Problem statement: Retype all of the data. Every line must match exactly.

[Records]
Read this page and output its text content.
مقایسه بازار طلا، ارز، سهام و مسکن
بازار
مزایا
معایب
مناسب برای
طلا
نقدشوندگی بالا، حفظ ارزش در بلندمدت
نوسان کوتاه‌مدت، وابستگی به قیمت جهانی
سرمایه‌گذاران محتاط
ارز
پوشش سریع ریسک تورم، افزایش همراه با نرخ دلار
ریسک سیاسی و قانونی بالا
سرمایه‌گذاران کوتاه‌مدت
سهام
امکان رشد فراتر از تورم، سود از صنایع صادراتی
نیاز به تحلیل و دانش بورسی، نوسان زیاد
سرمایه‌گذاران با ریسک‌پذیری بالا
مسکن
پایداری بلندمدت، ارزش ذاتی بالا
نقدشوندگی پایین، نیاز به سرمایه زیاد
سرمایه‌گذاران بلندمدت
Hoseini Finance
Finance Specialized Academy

In response:
Read this page and output its text content.
مقایسه بازار طلا، ارز، سهام و مسکن
بازار
مزایا
معایب
مناسب برای
طلا
نقدشوندگی بالا، حفظ ارزش در بلندمدت
نوسان کوتاه‌مدت، وابستگی به قیمت جهانی
سرمایه‌گذاران محتاط
ارز
پوشش سریع ریسک تورم، افزایش همراه با نرخ دلار
ریسک سیاسی و قانونی بالا
سرمایه‌گذاران کوتاه‌مدت
سهام
امکان رشد فراتر از تورم، سود از صنایع صادراتی
نیاز به تحلیل و دانش بورسی، نوسان زیاد
سرمایه‌گذاران با ریسک‌پذیری بالا
مسکن
پایداری بلندمدت، ارزش ذاتی بالا
نقدشوندگی پایین، نیاز به سرمایه زیاد
سرمایه‌گذاران بلندمدت
Hoseini Finance
Finance Specialized Academy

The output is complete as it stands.